(Excerpts from a dataset)
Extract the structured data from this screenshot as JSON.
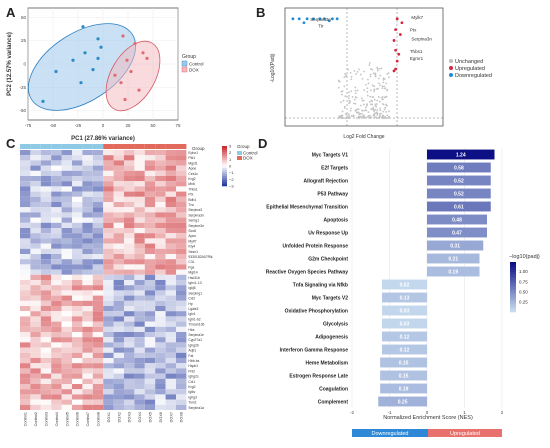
{
  "panels": {
    "a": "A",
    "b": "B",
    "c": "C",
    "d": "D"
  },
  "colors": {
    "control": "#5b9bd5",
    "dox": "#e8878c",
    "up": "#d7263d",
    "down": "#1f8dd6",
    "unchanged": "#bdbdbd",
    "nes_dark": "#0d0f85",
    "nes_light": "#c6dbef"
  },
  "chart_data": [
    {
      "id": "A",
      "type": "scatter",
      "xlabel": "PC1 (27.86% variance)",
      "ylabel": "PC2 (12.57% variance)",
      "xlim": [
        -75,
        75
      ],
      "ylim": [
        -60,
        60
      ],
      "xticks": [
        -75,
        -50,
        -25,
        0,
        25,
        50,
        75
      ],
      "yticks": [
        -50,
        -25,
        0,
        25,
        50
      ],
      "legend_title": "Group",
      "legend_position": "right",
      "series": [
        {
          "name": "Control",
          "color": "#2b8cc4",
          "points": [
            [
              -47,
              -8
            ],
            [
              -30,
              4
            ],
            [
              -22,
              -20
            ],
            [
              -18,
              12
            ],
            [
              -5,
              27
            ],
            [
              -2,
              18
            ],
            [
              -5,
              6
            ],
            [
              -10,
              -6
            ],
            [
              -60,
              -40
            ],
            [
              -20,
              40
            ]
          ]
        },
        {
          "name": "DOX",
          "color": "#e06b75",
          "points": [
            [
              20,
              30
            ],
            [
              32,
              22
            ],
            [
              44,
              6
            ],
            [
              24,
              4
            ],
            [
              12,
              -12
            ],
            [
              18,
              -20
            ],
            [
              28,
              -8
            ],
            [
              36,
              -28
            ],
            [
              22,
              -38
            ],
            [
              40,
              12
            ]
          ]
        }
      ]
    },
    {
      "id": "B",
      "type": "scatter",
      "xlabel": "Log2 Fold Change",
      "ylabel": "-Log10(Padj)",
      "legend": [
        "Unchanged",
        "Upregulated",
        "Downregulated"
      ],
      "legend_position": "right",
      "labels": [
        {
          "text": "Serpina3n",
          "x": -3.4,
          "y": 9.7
        },
        {
          "text": "Ttr",
          "x": -2.9,
          "y": 9.0
        },
        {
          "text": "Mylk7",
          "x": 3.0,
          "y": 9.9
        },
        {
          "text": "Ptx",
          "x": 2.9,
          "y": 8.6
        },
        {
          "text": "Serpina3n",
          "x": 3.0,
          "y": 7.7
        },
        {
          "text": "Thbs1",
          "x": 2.9,
          "y": 6.4
        },
        {
          "text": "Egmr1",
          "x": 2.9,
          "y": 5.7
        }
      ]
    },
    {
      "id": "C",
      "type": "heatmap",
      "columns": [
        "Control1",
        "Control2",
        "Control3",
        "Control4",
        "Control5",
        "Control6",
        "Control7",
        "Control8",
        "DOX1",
        "DOX2",
        "DOX3",
        "DOX4",
        "DOX5",
        "DOX6",
        "DOX7",
        "DOX8"
      ],
      "groups": [
        "Control",
        "Control",
        "Control",
        "Control",
        "Control",
        "Control",
        "Control",
        "Control",
        "DOX",
        "DOX",
        "DOX",
        "DOX",
        "DOX",
        "DOX",
        "DOX",
        "DOX"
      ],
      "rows": [
        "Ephx1",
        "Ptk1",
        "Mgst1",
        "Apoe",
        "Ces1c",
        "Krg2",
        "Mrdi",
        "Thbs1",
        "Ptx",
        "Bdh1",
        "Tnc",
        "Serpina3",
        "Serpina3n",
        "Semg1",
        "Serpine3n",
        "Sco6",
        "Apcn",
        "Mylf7",
        "Kty4",
        "Sesn1",
        "9330182A07Rik",
        "C3L",
        "Fga",
        "Mgl14",
        "Hsd11b",
        "Ighv1-13",
        "Igkj5",
        "Serping1",
        "Cxl2",
        "Hp",
        "Lgals3",
        "Iglv1",
        "Ighi1-62",
        "Tmsan136",
        "Hbs",
        "Serpina1e",
        "Cyp27a1",
        "Ighg2b",
        "Aqtl1",
        "Fat",
        "Hbb-bs",
        "Hspb1",
        "Fhl2",
        "Ighg2c",
        "Cxl1",
        "Krg2",
        "Iglkv",
        "Ighg3",
        "Tom1",
        "Serpina1a"
      ],
      "legend_title": "Group",
      "legend": [
        "Control",
        "DOX"
      ],
      "scale": [
        -3,
        3
      ],
      "scale_ticks": [
        "3",
        "2",
        "1",
        "0",
        "−1",
        "−2",
        "−3"
      ]
    },
    {
      "id": "D",
      "type": "bar",
      "orientation": "horizontal",
      "xlabel": "Normalized Enrichment Score (NES)",
      "xlim": [
        -2,
        2
      ],
      "xticks": [
        -2,
        -1,
        0,
        1,
        2
      ],
      "legend_title": "−log10(padj)",
      "scale": [
        0.25,
        1.0
      ],
      "scale_ticks": [
        "1.00",
        "0.75",
        "0.50",
        "0.25"
      ],
      "footer": [
        "Downregulated",
        "Upregulated"
      ],
      "categories": [
        "Myc Targets V1",
        "E2f Targets",
        "Allograft Rejection",
        "P53 Pathway",
        "Epithelial Mesenchymal Transition",
        "Apoptosis",
        "Uv Response Up",
        "Unfolded Protein Response",
        "G2m Checkpoint",
        "Reactive Oxygen Species Pathway",
        "Tnfa Signaling via Nfkb",
        "Myc Targets V2",
        "Oxidative Phosphorylation",
        "Glycolysis",
        "Adipogenesis",
        "Interferon Gamma Response",
        "Heme Metabolism",
        "Estrogen Response Late",
        "Coagulation",
        "Complement"
      ],
      "values": [
        1.24,
        0.58,
        0.52,
        0.52,
        0.61,
        0.48,
        0.47,
        0.31,
        0.21,
        0.19,
        0.02,
        0.13,
        0.03,
        0.03,
        0.12,
        0.12,
        0.15,
        0.15,
        0.19,
        0.25
      ],
      "value_labels": [
        "1.24",
        "0.58",
        "0.52",
        "0.52",
        "0.61",
        "0.48",
        "0.47",
        "0.31",
        "0.21",
        "0.19",
        "0.02",
        "0.13",
        "0.03",
        "0.03",
        "0.12",
        "0.12",
        "0.15",
        "0.15",
        "0.19",
        "0.25"
      ],
      "nes": [
        1.8,
        1.7,
        1.7,
        1.7,
        1.7,
        1.6,
        1.6,
        1.5,
        1.4,
        1.4,
        -1.2,
        -1.2,
        -1.2,
        -1.2,
        -1.2,
        -1.2,
        -1.25,
        -1.25,
        -1.25,
        -1.3
      ]
    }
  ]
}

** Your instructions **
Copy out all the records exactly, excluding pictures.

** Response to the task **
Extract the structured data from this screenshot as JSON.
{
  "panels": {
    "a": "A",
    "b": "B",
    "c": "C",
    "d": "D"
  },
  "colors": {
    "control": "#5b9bd5",
    "dox": "#e8878c",
    "up": "#d7263d",
    "down": "#1f8dd6",
    "unchanged": "#bdbdbd",
    "nes_dark": "#0d0f85",
    "nes_light": "#c6dbef"
  },
  "chart_data": [
    {
      "id": "A",
      "type": "scatter",
      "xlabel": "PC1 (27.86% variance)",
      "ylabel": "PC2 (12.57% variance)",
      "xlim": [
        -75,
        75
      ],
      "ylim": [
        -60,
        60
      ],
      "xticks": [
        -75,
        -50,
        -25,
        0,
        25,
        50,
        75
      ],
      "yticks": [
        -50,
        -25,
        0,
        25,
        50
      ],
      "legend_title": "Group",
      "legend_position": "right",
      "series": [
        {
          "name": "Control",
          "color": "#2b8cc4",
          "points": [
            [
              -47,
              -8
            ],
            [
              -30,
              4
            ],
            [
              -22,
              -20
            ],
            [
              -18,
              12
            ],
            [
              -5,
              27
            ],
            [
              -2,
              18
            ],
            [
              -5,
              6
            ],
            [
              -10,
              -6
            ],
            [
              -60,
              -40
            ],
            [
              -20,
              40
            ]
          ]
        },
        {
          "name": "DOX",
          "color": "#e06b75",
          "points": [
            [
              20,
              30
            ],
            [
              32,
              22
            ],
            [
              44,
              6
            ],
            [
              24,
              4
            ],
            [
              12,
              -12
            ],
            [
              18,
              -20
            ],
            [
              28,
              -8
            ],
            [
              36,
              -28
            ],
            [
              22,
              -38
            ],
            [
              40,
              12
            ]
          ]
        }
      ]
    },
    {
      "id": "B",
      "type": "scatter",
      "xlabel": "Log2 Fold Change",
      "ylabel": "-Log10(Padj)",
      "legend": [
        "Unchanged",
        "Upregulated",
        "Downregulated"
      ],
      "legend_position": "right",
      "labels": [
        {
          "text": "Serpina3n",
          "x": -3.4,
          "y": 9.7
        },
        {
          "text": "Ttr",
          "x": -2.9,
          "y": 9.0
        },
        {
          "text": "Mylk7",
          "x": 3.0,
          "y": 9.9
        },
        {
          "text": "Ptx",
          "x": 2.9,
          "y": 8.6
        },
        {
          "text": "Serpina3n",
          "x": 3.0,
          "y": 7.7
        },
        {
          "text": "Thbs1",
          "x": 2.9,
          "y": 6.4
        },
        {
          "text": "Egmr1",
          "x": 2.9,
          "y": 5.7
        }
      ]
    },
    {
      "id": "C",
      "type": "heatmap",
      "columns": [
        "Control1",
        "Control2",
        "Control3",
        "Control4",
        "Control5",
        "Control6",
        "Control7",
        "Control8",
        "DOX1",
        "DOX2",
        "DOX3",
        "DOX4",
        "DOX5",
        "DOX6",
        "DOX7",
        "DOX8"
      ],
      "groups": [
        "Control",
        "Control",
        "Control",
        "Control",
        "Control",
        "Control",
        "Control",
        "Control",
        "DOX",
        "DOX",
        "DOX",
        "DOX",
        "DOX",
        "DOX",
        "DOX",
        "DOX"
      ],
      "rows": [
        "Ephx1",
        "Ptk1",
        "Mgst1",
        "Apoe",
        "Ces1c",
        "Krg2",
        "Mrdi",
        "Thbs1",
        "Ptx",
        "Bdh1",
        "Tnc",
        "Serpina3",
        "Serpina3n",
        "Semg1",
        "Serpine3n",
        "Sco6",
        "Apcn",
        "Mylf7",
        "Kty4",
        "Sesn1",
        "9330182A07Rik",
        "C3L",
        "Fga",
        "Mgl14",
        "Hsd11b",
        "Ighv1-13",
        "Igkj5",
        "Serping1",
        "Cxl2",
        "Hp",
        "Lgals3",
        "Iglv1",
        "Ighi1-62",
        "Tmsan136",
        "Hbs",
        "Serpina1e",
        "Cyp27a1",
        "Ighg2b",
        "Aqtl1",
        "Fat",
        "Hbb-bs",
        "Hspb1",
        "Fhl2",
        "Ighg2c",
        "Cxl1",
        "Krg2",
        "Iglkv",
        "Ighg3",
        "Tom1",
        "Serpina1a"
      ],
      "legend_title": "Group",
      "legend": [
        "Control",
        "DOX"
      ],
      "scale": [
        -3,
        3
      ],
      "scale_ticks": [
        "3",
        "2",
        "1",
        "0",
        "−1",
        "−2",
        "−3"
      ]
    },
    {
      "id": "D",
      "type": "bar",
      "orientation": "horizontal",
      "xlabel": "Normalized Enrichment Score (NES)",
      "xlim": [
        -2,
        2
      ],
      "xticks": [
        -2,
        -1,
        0,
        1,
        2
      ],
      "legend_title": "−log10(padj)",
      "scale": [
        0.25,
        1.0
      ],
      "scale_ticks": [
        "1.00",
        "0.75",
        "0.50",
        "0.25"
      ],
      "footer": [
        "Downregulated",
        "Upregulated"
      ],
      "categories": [
        "Myc Targets V1",
        "E2f Targets",
        "Allograft Rejection",
        "P53 Pathway",
        "Epithelial Mesenchymal Transition",
        "Apoptosis",
        "Uv Response Up",
        "Unfolded Protein Response",
        "G2m Checkpoint",
        "Reactive Oxygen Species Pathway",
        "Tnfa Signaling via Nfkb",
        "Myc Targets V2",
        "Oxidative Phosphorylation",
        "Glycolysis",
        "Adipogenesis",
        "Interferon Gamma Response",
        "Heme Metabolism",
        "Estrogen Response Late",
        "Coagulation",
        "Complement"
      ],
      "values": [
        1.24,
        0.58,
        0.52,
        0.52,
        0.61,
        0.48,
        0.47,
        0.31,
        0.21,
        0.19,
        0.02,
        0.13,
        0.03,
        0.03,
        0.12,
        0.12,
        0.15,
        0.15,
        0.19,
        0.25
      ],
      "value_labels": [
        "1.24",
        "0.58",
        "0.52",
        "0.52",
        "0.61",
        "0.48",
        "0.47",
        "0.31",
        "0.21",
        "0.19",
        "0.02",
        "0.13",
        "0.03",
        "0.03",
        "0.12",
        "0.12",
        "0.15",
        "0.15",
        "0.19",
        "0.25"
      ],
      "nes": [
        1.8,
        1.7,
        1.7,
        1.7,
        1.7,
        1.6,
        1.6,
        1.5,
        1.4,
        1.4,
        -1.2,
        -1.2,
        -1.2,
        -1.2,
        -1.2,
        -1.2,
        -1.25,
        -1.25,
        -1.25,
        -1.3
      ]
    }
  ]
}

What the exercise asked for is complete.